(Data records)
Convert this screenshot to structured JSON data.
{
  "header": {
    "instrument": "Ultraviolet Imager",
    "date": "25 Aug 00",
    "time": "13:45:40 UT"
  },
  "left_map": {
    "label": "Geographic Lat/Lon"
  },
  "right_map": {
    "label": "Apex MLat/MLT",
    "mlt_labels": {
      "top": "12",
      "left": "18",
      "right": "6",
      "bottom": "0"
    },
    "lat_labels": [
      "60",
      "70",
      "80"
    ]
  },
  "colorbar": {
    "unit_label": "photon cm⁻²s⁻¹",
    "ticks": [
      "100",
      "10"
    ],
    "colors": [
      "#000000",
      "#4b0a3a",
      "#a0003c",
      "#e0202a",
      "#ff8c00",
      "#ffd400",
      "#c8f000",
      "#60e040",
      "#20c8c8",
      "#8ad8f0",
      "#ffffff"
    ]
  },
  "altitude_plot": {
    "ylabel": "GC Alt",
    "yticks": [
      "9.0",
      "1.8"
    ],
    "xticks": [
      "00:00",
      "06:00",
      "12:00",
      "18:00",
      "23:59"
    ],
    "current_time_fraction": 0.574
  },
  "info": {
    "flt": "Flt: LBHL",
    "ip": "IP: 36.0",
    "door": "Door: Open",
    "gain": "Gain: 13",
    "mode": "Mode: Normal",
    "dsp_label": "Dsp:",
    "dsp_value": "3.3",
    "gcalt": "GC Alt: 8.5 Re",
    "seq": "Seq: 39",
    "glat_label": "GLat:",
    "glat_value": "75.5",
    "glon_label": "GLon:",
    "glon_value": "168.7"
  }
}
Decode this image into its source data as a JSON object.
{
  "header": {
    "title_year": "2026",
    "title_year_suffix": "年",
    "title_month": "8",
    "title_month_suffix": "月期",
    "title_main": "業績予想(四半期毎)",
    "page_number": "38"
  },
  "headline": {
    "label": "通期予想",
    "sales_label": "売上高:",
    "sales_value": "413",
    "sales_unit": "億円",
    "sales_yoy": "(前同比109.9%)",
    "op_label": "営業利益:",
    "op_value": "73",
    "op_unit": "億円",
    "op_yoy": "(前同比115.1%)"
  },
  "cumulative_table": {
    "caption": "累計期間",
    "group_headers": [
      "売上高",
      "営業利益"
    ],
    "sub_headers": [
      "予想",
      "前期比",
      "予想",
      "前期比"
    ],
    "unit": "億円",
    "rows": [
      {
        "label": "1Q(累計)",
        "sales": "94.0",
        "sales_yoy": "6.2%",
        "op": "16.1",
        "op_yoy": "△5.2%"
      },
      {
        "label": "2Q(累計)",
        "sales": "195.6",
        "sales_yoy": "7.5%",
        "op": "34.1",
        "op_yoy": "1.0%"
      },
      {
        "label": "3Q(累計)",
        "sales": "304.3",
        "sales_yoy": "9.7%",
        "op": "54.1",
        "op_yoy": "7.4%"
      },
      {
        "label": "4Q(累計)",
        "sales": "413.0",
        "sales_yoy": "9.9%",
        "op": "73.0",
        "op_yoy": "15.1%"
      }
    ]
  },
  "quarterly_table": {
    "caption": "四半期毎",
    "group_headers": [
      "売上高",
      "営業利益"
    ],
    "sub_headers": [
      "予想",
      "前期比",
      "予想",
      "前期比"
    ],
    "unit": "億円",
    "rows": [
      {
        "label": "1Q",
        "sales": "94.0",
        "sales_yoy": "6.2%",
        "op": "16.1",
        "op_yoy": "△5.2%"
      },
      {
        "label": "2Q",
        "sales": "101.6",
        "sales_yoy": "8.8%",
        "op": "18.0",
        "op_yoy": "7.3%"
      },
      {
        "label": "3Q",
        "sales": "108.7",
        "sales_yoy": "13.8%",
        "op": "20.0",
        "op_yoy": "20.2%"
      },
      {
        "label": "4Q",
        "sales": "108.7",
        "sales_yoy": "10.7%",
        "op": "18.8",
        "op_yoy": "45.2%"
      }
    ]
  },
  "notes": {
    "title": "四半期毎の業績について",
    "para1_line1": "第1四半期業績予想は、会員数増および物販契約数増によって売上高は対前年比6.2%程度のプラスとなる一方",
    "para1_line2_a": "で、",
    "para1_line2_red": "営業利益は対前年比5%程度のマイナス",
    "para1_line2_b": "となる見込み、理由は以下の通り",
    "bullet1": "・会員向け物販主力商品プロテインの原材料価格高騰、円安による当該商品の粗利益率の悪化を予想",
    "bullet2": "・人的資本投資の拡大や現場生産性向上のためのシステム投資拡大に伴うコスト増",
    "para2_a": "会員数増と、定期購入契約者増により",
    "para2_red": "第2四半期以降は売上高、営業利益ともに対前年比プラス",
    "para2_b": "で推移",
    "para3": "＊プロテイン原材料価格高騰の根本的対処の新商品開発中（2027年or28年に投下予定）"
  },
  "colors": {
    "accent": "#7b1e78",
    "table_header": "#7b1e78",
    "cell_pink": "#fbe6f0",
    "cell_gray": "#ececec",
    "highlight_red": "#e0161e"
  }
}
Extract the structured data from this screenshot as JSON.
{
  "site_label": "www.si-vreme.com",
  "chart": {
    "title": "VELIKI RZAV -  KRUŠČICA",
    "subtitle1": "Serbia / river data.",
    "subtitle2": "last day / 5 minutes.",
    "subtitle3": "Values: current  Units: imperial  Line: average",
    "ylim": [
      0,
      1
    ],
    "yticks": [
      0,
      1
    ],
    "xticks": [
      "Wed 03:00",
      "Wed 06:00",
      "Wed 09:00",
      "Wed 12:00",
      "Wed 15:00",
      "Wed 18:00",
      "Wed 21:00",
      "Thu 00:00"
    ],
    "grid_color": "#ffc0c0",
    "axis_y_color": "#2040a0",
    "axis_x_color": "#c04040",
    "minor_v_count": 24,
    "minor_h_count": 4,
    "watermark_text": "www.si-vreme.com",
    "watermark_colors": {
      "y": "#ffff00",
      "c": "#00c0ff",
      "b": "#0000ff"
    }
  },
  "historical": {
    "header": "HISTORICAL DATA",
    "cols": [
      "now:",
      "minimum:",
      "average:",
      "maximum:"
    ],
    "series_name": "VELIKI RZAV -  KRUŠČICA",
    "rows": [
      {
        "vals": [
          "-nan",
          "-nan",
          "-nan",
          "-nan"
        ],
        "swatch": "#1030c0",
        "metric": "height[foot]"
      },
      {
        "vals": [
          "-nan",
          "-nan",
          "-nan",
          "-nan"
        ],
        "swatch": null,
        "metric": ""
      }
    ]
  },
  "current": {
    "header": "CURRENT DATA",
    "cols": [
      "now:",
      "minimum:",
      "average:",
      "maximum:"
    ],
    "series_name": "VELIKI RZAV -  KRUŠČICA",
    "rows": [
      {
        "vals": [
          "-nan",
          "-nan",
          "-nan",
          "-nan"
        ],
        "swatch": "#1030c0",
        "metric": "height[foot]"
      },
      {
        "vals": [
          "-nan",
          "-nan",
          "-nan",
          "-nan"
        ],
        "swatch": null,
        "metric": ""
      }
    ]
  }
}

* Request: Copy each line of the data exactly, leaving nothing out.

* Exercise answer:
Convert this screenshot to structured JSON data.
{
  "header": {
    "instrument": "Ultraviolet Imager",
    "date": "25 Aug 00",
    "time": "13:45:40 UT"
  },
  "left_map": {
    "label": "Geographic Lat/Lon"
  },
  "right_map": {
    "label": "Apex MLat/MLT",
    "mlt_labels": {
      "top": "12",
      "left": "18",
      "right": "6",
      "bottom": "0"
    },
    "lat_labels": [
      "60",
      "70",
      "80"
    ]
  },
  "colorbar": {
    "unit_label": "photon cm⁻²s⁻¹",
    "ticks": [
      "100",
      "10"
    ],
    "colors": [
      "#000000",
      "#4b0a3a",
      "#a0003c",
      "#e0202a",
      "#ff8c00",
      "#ffd400",
      "#c8f000",
      "#60e040",
      "#20c8c8",
      "#8ad8f0",
      "#ffffff"
    ]
  },
  "altitude_plot": {
    "ylabel": "GC Alt",
    "yticks": [
      "9.0",
      "1.8"
    ],
    "xticks": [
      "00:00",
      "06:00",
      "12:00",
      "18:00",
      "23:59"
    ],
    "current_time_fraction": 0.574
  },
  "info": {
    "flt": "Flt: LBHL",
    "ip": "IP: 36.0",
    "door": "Door: Open",
    "gain": "Gain: 13",
    "mode": "Mode: Normal",
    "dsp_label": "Dsp:",
    "dsp_value": "3.3",
    "gcalt": "GC Alt: 8.5 Re",
    "seq": "Seq: 39",
    "glat_label": "GLat:",
    "glat_value": "75.5",
    "glon_label": "GLon:",
    "glon_value": "168.7"
  }
}
Decode this image into its source data as a JSON object.
{
  "header": {
    "title_year": "2026",
    "title_year_suffix": "年",
    "title_month": "8",
    "title_month_suffix": "月期",
    "title_main": "業績予想(四半期毎)",
    "page_number": "38"
  },
  "headline": {
    "label": "通期予想",
    "sales_label": "売上高:",
    "sales_value": "413",
    "sales_unit": "億円",
    "sales_yoy": "(前同比109.9%)",
    "op_label": "営業利益:",
    "op_value": "73",
    "op_unit": "億円",
    "op_yoy": "(前同比115.1%)"
  },
  "cumulative_table": {
    "caption": "累計期間",
    "group_headers": [
      "売上高",
      "営業利益"
    ],
    "sub_headers": [
      "予想",
      "前期比",
      "予想",
      "前期比"
    ],
    "unit": "億円",
    "rows": [
      {
        "label": "1Q(累計)",
        "sales": "94.0",
        "sales_yoy": "6.2%",
        "op": "16.1",
        "op_yoy": "△5.2%"
      },
      {
        "label": "2Q(累計)",
        "sales": "195.6",
        "sales_yoy": "7.5%",
        "op": "34.1",
        "op_yoy": "1.0%"
      },
      {
        "label": "3Q(累計)",
        "sales": "304.3",
        "sales_yoy": "9.7%",
        "op": "54.1",
        "op_yoy": "7.4%"
      },
      {
        "label": "4Q(累計)",
        "sales": "413.0",
        "sales_yoy": "9.9%",
        "op": "73.0",
        "op_yoy": "15.1%"
      }
    ]
  },
  "quarterly_table": {
    "caption": "四半期毎",
    "group_headers": [
      "売上高",
      "営業利益"
    ],
    "sub_headers": [
      "予想",
      "前期比",
      "予想",
      "前期比"
    ],
    "unit": "億円",
    "rows": [
      {
        "label": "1Q",
        "sales": "94.0",
        "sales_yoy": "6.2%",
        "op": "16.1",
        "op_yoy": "△5.2%"
      },
      {
        "label": "2Q",
        "sales": "101.6",
        "sales_yoy": "8.8%",
        "op": "18.0",
        "op_yoy": "7.3%"
      },
      {
        "label": "3Q",
        "sales": "108.7",
        "sales_yoy": "13.8%",
        "op": "20.0",
        "op_yoy": "20.2%"
      },
      {
        "label": "4Q",
        "sales": "108.7",
        "sales_yoy": "10.7%",
        "op": "18.8",
        "op_yoy": "45.2%"
      }
    ]
  },
  "notes": {
    "title": "四半期毎の業績について",
    "para1_line1": "第1四半期業績予想は、会員数増および物販契約数増によって売上高は対前年比6.2%程度のプラスとなる一方",
    "para1_line2_a": "で、",
    "para1_line2_red": "営業利益は対前年比5%程度のマイナス",
    "para1_line2_b": "となる見込み、理由は以下の通り",
    "bullet1": "・会員向け物販主力商品プロテインの原材料価格高騰、円安による当該商品の粗利益率の悪化を予想",
    "bullet2": "・人的資本投資の拡大や現場生産性向上のためのシステム投資拡大に伴うコスト増",
    "para2_a": "会員数増と、定期購入契約者増により",
    "para2_red": "第2四半期以降は売上高、営業利益ともに対前年比プラス",
    "para2_b": "で推移",
    "para3": "＊プロテイン原材料価格高騰の根本的対処の新商品開発中（2027年or28年に投下予定）"
  },
  "colors": {
    "accent": "#7b1e78",
    "table_header": "#7b1e78",
    "cell_pink": "#fbe6f0",
    "cell_gray": "#ececec",
    "highlight_red": "#e0161e"
  }
}
Extract the structured data from this screenshot as JSON.
{
  "site_label": "www.si-vreme.com",
  "chart": {
    "title": "VELIKI RZAV -  KRUŠČICA",
    "subtitle1": "Serbia / river data.",
    "subtitle2": "last day / 5 minutes.",
    "subtitle3": "Values: current  Units: imperial  Line: average",
    "ylim": [
      0,
      1
    ],
    "yticks": [
      0,
      1
    ],
    "xticks": [
      "Wed 03:00",
      "Wed 06:00",
      "Wed 09:00",
      "Wed 12:00",
      "Wed 15:00",
      "Wed 18:00",
      "Wed 21:00",
      "Thu 00:00"
    ],
    "grid_color": "#ffc0c0",
    "axis_y_color": "#2040a0",
    "axis_x_color": "#c04040",
    "minor_v_count": 24,
    "minor_h_count": 4,
    "watermark_text": "www.si-vreme.com",
    "watermark_colors": {
      "y": "#ffff00",
      "c": "#00c0ff",
      "b": "#0000ff"
    }
  },
  "historical": {
    "header": "HISTORICAL DATA",
    "cols": [
      "now:",
      "minimum:",
      "average:",
      "maximum:"
    ],
    "series_name": "VELIKI RZAV -  KRUŠČICA",
    "rows": [
      {
        "vals": [
          "-nan",
          "-nan",
          "-nan",
          "-nan"
        ],
        "swatch": "#1030c0",
        "metric": "height[foot]"
      },
      {
        "vals": [
          "-nan",
          "-nan",
          "-nan",
          "-nan"
        ],
        "swatch": null,
        "metric": ""
      }
    ]
  },
  "current": {
    "header": "CURRENT DATA",
    "cols": [
      "now:",
      "minimum:",
      "average:",
      "maximum:"
    ],
    "series_name": "VELIKI RZAV -  KRUŠČICA",
    "rows": [
      {
        "vals": [
          "-nan",
          "-nan",
          "-nan",
          "-nan"
        ],
        "swatch": "#1030c0",
        "metric": "height[foot]"
      },
      {
        "vals": [
          "-nan",
          "-nan",
          "-nan",
          "-nan"
        ],
        "swatch": null,
        "metric": ""
      }
    ]
  }
}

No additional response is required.